**GOAL**
Quote the listing below verbatim, line by line, omitting every picture marker.

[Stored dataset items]
************

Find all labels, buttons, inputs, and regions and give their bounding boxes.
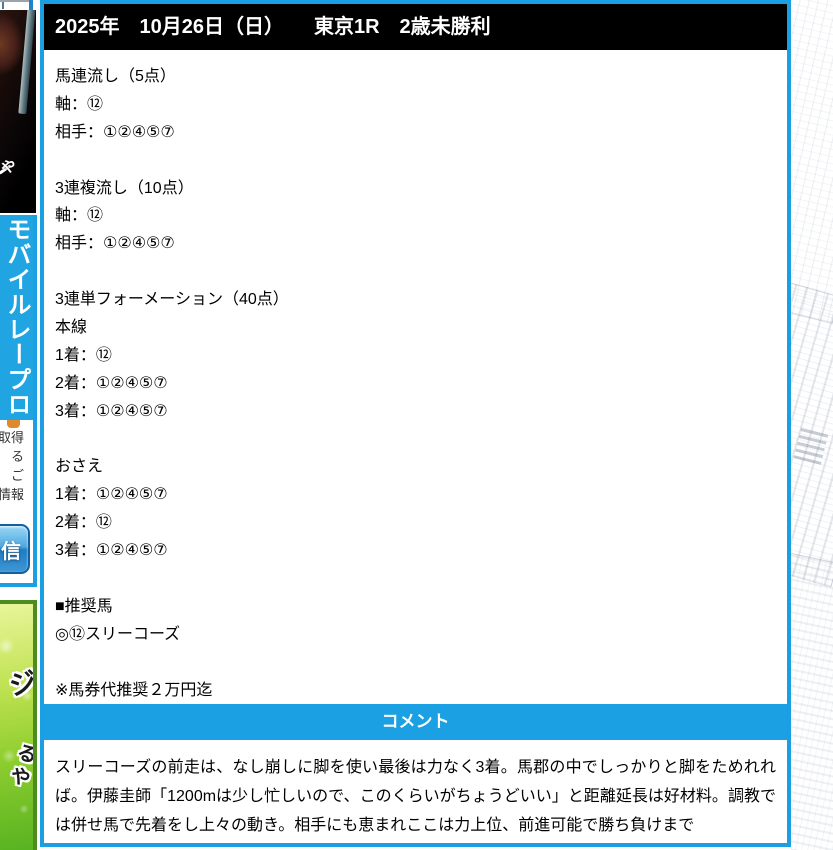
sanrenpuku-axis: 軸：⑫ [55,207,104,225]
sidebar-info-line: 取得 [0,430,24,445]
phone-in-photo [18,10,36,115]
mobile-racepro-banner-label: モバイルレープロ [3,217,30,417]
sidebar-mobile-racepro-box: モバイルレープロ 取得 る ご 情報 信 [0,215,37,587]
sidebar-ad-photo[interactable]: や [0,10,36,213]
honsen-first: 1着：⑫ [55,346,112,364]
sanrentan-title: 3連単フォーメーション（40点） [55,291,289,309]
bet-list: 馬連流し（5点） 軸：⑫ 相手：①②④⑤⑦ 3連複流し（10点） 軸：⑫ 相手：… [44,50,787,704]
sidebar-box-remnant [0,0,37,10]
photo-caption-fragment: や [0,156,19,178]
sidebar-info-line: 情報 [0,487,24,502]
remnant-border-top [0,0,29,2]
comment-header-button[interactable]: コメント [44,704,787,741]
page: や モバイルレープロ 取得 る ご 情報 信 ジ るや 2025年 10月26日… [0,0,833,850]
send-button[interactable]: 信 [0,524,30,574]
remnant-border-right [29,0,33,10]
honsen-label: 本線 [55,319,88,337]
umaren-partners: 相手：①②④⑤⑦ [55,123,175,141]
mobile-racepro-banner[interactable]: モバイルレープロ [0,215,33,420]
osae-label: おさえ [55,458,104,476]
sidebar-info-line: ご [10,468,24,483]
watermark-sheet-top [791,0,833,324]
honsen-third: 3着：①②④⑤⑦ [55,402,168,420]
recommend-horse: ◎⑫スリーコーズ [55,625,181,643]
umaren-title: 馬連流し（5点） [55,68,176,85]
osae-second: 2着：⑫ [55,514,112,532]
race-title-bar: 2025年 10月26日（日） 東京1R 2歳未勝利 [44,4,787,50]
osae-third: 3着：①②④⑤⑦ [55,542,168,560]
green-banner-text-fragment: るや [3,739,37,792]
newspaper-watermark [791,0,833,850]
honsen-second: 2着：①②④⑤⑦ [55,374,168,392]
sidebar-green-ad-banner[interactable]: ジ るや [0,600,37,850]
recommend-label: ■推奨馬 [55,597,113,615]
sanrenpuku-title: 3連複流し（10点） [55,179,194,197]
banner-graphic-fragment [7,420,20,428]
sidebar-info-line: る [10,449,24,464]
green-banner-text-fragment: ジ [6,666,37,702]
watermark-sheet-bottom [791,548,833,850]
umaren-axis: 軸：⑫ [55,95,104,113]
sanrenpuku-partners: 相手：①②④⑤⑦ [55,235,175,253]
race-tip-panel: 2025年 10月26日（日） 東京1R 2歳未勝利 馬連流し（5点） 軸：⑫ … [40,0,791,847]
budget-note: ※馬券代推奨２万円迄 [55,681,213,699]
sidebar-info-text: 取得 る ご 情報 [0,428,24,504]
osae-first: 1着：①②④⑤⑦ [55,486,168,504]
send-button-label: 信 [1,540,21,563]
comment-body: スリーコーズの前走は、なし崩しに脚を使い最後は力なく3着。馬郡の中でしっかりと脚… [55,759,776,834]
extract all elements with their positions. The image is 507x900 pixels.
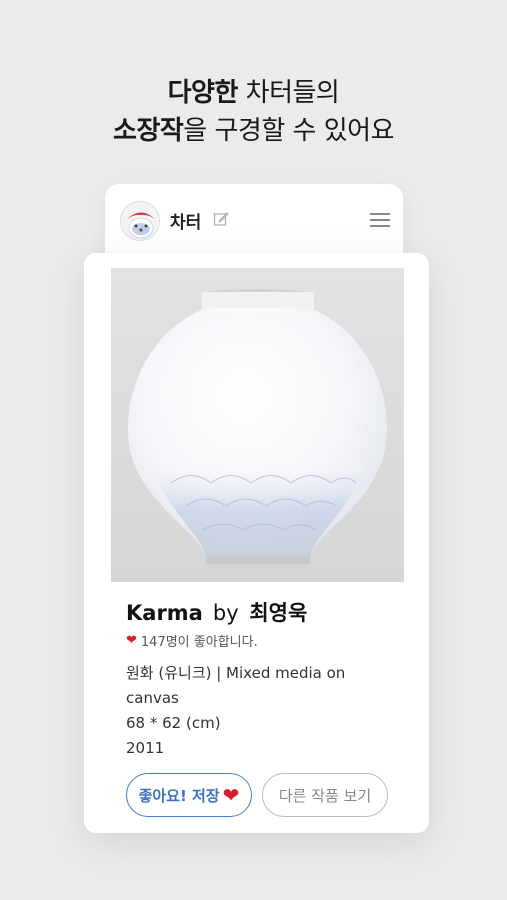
artwork-year: 2011 xyxy=(126,739,165,757)
headline-text-2: 을 구경할 수 있어요 xyxy=(183,116,394,146)
headline-text-1: 차터들의 xyxy=(237,78,340,108)
artwork-medium: 원화 (유니크) | Mixed media on canvas xyxy=(126,664,346,707)
artist-name[interactable]: 최영욱 xyxy=(249,601,307,625)
headline: 다양한 차터들의 소장작을 구경할 수 있어요 xyxy=(0,74,507,150)
edit-icon[interactable] xyxy=(213,211,229,227)
moon-jar-image xyxy=(111,268,404,582)
artwork-details: 원화 (유니크) | Mixed media on canvas 68 * 62… xyxy=(126,661,386,761)
heart-icon-red: ❤ xyxy=(222,783,240,807)
more-works-button[interactable]: 다른 작품 보기 xyxy=(262,773,388,817)
artwork-size: 68 * 62 (cm) xyxy=(126,714,221,732)
artwork-title-line: Karma by 최영욱 xyxy=(126,597,307,627)
more-works-label: 다른 작품 보기 xyxy=(278,786,372,805)
artwork-card[interactable]: Karma by 최영욱 ❤ 147명이 좋아합니다. 원화 (유니크) | Mi… xyxy=(84,253,429,833)
artwork-by: by xyxy=(212,601,239,625)
headline-bold-2: 소장작 xyxy=(113,116,184,146)
profile-name: 차터 xyxy=(170,213,202,233)
avatar[interactable] xyxy=(120,201,160,241)
likes-row: ❤ 147명이 좋아합니다. xyxy=(126,631,258,650)
heart-icon: ❤ xyxy=(126,633,137,648)
headline-line-1: 다양한 차터들의 xyxy=(0,74,507,112)
like-save-label: 좋아요! 저장 xyxy=(138,786,220,805)
artwork-title: Karma xyxy=(126,601,203,625)
headline-bold-1: 다양한 xyxy=(167,78,239,108)
headline-line-2: 소장작을 구경할 수 있어요 xyxy=(0,112,507,150)
artwork-image[interactable] xyxy=(111,268,404,582)
hamburger-menu-icon[interactable] xyxy=(369,211,391,229)
avatar-character-icon xyxy=(121,202,159,240)
likes-count: 147명이 좋아합니다. xyxy=(140,635,258,650)
like-save-button[interactable]: 좋아요! 저장 ❤ xyxy=(126,773,252,817)
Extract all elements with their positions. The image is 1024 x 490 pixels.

************

**OUTPUT OF THE EXERCISE**
Find all labels, buttons, inputs, and regions and give their bounding boxes.
sanrenpuku-axis: 軸：⑫ [55,207,104,225]
sidebar-info-line: 取得 [0,430,24,445]
phone-in-photo [18,10,36,115]
mobile-racepro-banner-label: モバイルレープロ [3,217,30,417]
sidebar-mobile-racepro-box: モバイルレープロ 取得 る ご 情報 信 [0,215,37,587]
sidebar-ad-photo[interactable]: や [0,10,36,213]
honsen-first: 1着：⑫ [55,346,112,364]
sanrentan-title: 3連単フォーメーション（40点） [55,291,289,309]
bet-list: 馬連流し（5点） 軸：⑫ 相手：①②④⑤⑦ 3連複流し（10点） 軸：⑫ 相手：… [44,50,787,704]
sidebar-box-remnant [0,0,37,10]
photo-caption-fragment: や [0,156,19,178]
sidebar-info-line: 情報 [0,487,24,502]
remnant-border-top [0,0,29,2]
comment-header-button[interactable]: コメント [44,704,787,741]
page: や モバイルレープロ 取得 る ご 情報 信 ジ るや 2025年 10月26日… [0,0,833,850]
send-button[interactable]: 信 [0,524,30,574]
remnant-border-right [29,0,33,10]
honsen-label: 本線 [55,319,88,337]
umaren-partners: 相手：①②④⑤⑦ [55,123,175,141]
mobile-racepro-banner[interactable]: モバイルレープロ [0,215,33,420]
osae-label: おさえ [55,458,104,476]
sidebar-info-line: ご [10,468,24,483]
watermark-sheet-top [791,0,833,324]
honsen-third: 3着：①②④⑤⑦ [55,402,168,420]
recommend-horse: ◎⑫スリーコーズ [55,625,181,643]
umaren-title: 馬連流し（5点） [55,68,176,85]
osae-second: 2着：⑫ [55,514,112,532]
race-title-bar: 2025年 10月26日（日） 東京1R 2歳未勝利 [44,4,787,50]
osae-third: 3着：①②④⑤⑦ [55,542,168,560]
green-banner-text-fragment: るや [3,739,37,792]
newspaper-watermark [791,0,833,850]
honsen-second: 2着：①②④⑤⑦ [55,374,168,392]
sidebar-green-ad-banner[interactable]: ジ るや [0,600,37,850]
recommend-label: ■推奨馬 [55,597,113,615]
sanrenpuku-title: 3連複流し（10点） [55,179,194,197]
banner-graphic-fragment [7,420,20,428]
sidebar-info-line: る [10,449,24,464]
green-banner-text-fragment: ジ [6,666,37,702]
watermark-sheet-bottom [791,548,833,850]
umaren-axis: 軸：⑫ [55,95,104,113]
sanrenpuku-partners: 相手：①②④⑤⑦ [55,235,175,253]
race-tip-panel: 2025年 10月26日（日） 東京1R 2歳未勝利 馬連流し（5点） 軸：⑫ … [40,0,791,847]
budget-note: ※馬券代推奨２万円迄 [55,681,213,699]
sidebar-info-text: 取得 る ご 情報 [0,428,24,504]
osae-first: 1着：①②④⑤⑦ [55,486,168,504]
send-button-label: 信 [1,540,21,563]
comment-body: スリーコーズの前走は、なし崩しに脚を使い最後は力なく3着。馬郡の中でしっかりと脚… [55,759,776,834]
extract all elements with their positions. The image is 507x900 pixels.
artwork-year: 2011 xyxy=(126,739,165,757)
headline-text-2: 을 구경할 수 있어요 xyxy=(183,116,394,146)
headline-text-1: 차터들의 xyxy=(237,78,340,108)
artwork-medium: 원화 (유니크) | Mixed media on canvas xyxy=(126,664,346,707)
artist-name[interactable]: 최영욱 xyxy=(249,601,307,625)
headline: 다양한 차터들의 소장작을 구경할 수 있어요 xyxy=(0,74,507,150)
edit-icon[interactable] xyxy=(213,211,229,227)
moon-jar-image xyxy=(111,268,404,582)
artwork-details: 원화 (유니크) | Mixed media on canvas 68 * 62… xyxy=(126,661,386,761)
heart-icon-red: ❤ xyxy=(222,783,240,807)
more-works-button[interactable]: 다른 작품 보기 xyxy=(262,773,388,817)
artwork-size: 68 * 62 (cm) xyxy=(126,714,221,732)
artwork-title-line: Karma by 최영욱 xyxy=(126,597,307,627)
more-works-label: 다른 작품 보기 xyxy=(278,786,372,805)
artwork-card[interactable]: Karma by 최영욱 ❤ 147명이 좋아합니다. 원화 (유니크) | Mi… xyxy=(84,253,429,833)
artwork-by: by xyxy=(212,601,239,625)
headline-bold-2: 소장작 xyxy=(113,116,184,146)
profile-name: 차터 xyxy=(170,213,202,233)
avatar[interactable] xyxy=(120,201,160,241)
likes-row: ❤ 147명이 좋아합니다. xyxy=(126,631,258,650)
heart-icon: ❤ xyxy=(126,633,137,648)
headline-line-1: 다양한 차터들의 xyxy=(0,74,507,112)
like-save-label: 좋아요! 저장 xyxy=(138,786,220,805)
artwork-title: Karma xyxy=(126,601,203,625)
headline-bold-1: 다양한 xyxy=(167,78,239,108)
headline-line-2: 소장작을 구경할 수 있어요 xyxy=(0,112,507,150)
artwork-image[interactable] xyxy=(111,268,404,582)
hamburger-menu-icon[interactable] xyxy=(369,211,391,229)
avatar-character-icon xyxy=(121,202,159,240)
likes-count: 147명이 좋아합니다. xyxy=(140,635,258,650)
like-save-button[interactable]: 좋아요! 저장 ❤ xyxy=(126,773,252,817)
Extract all elements with their positions. The image is 1024 x 490 pixels.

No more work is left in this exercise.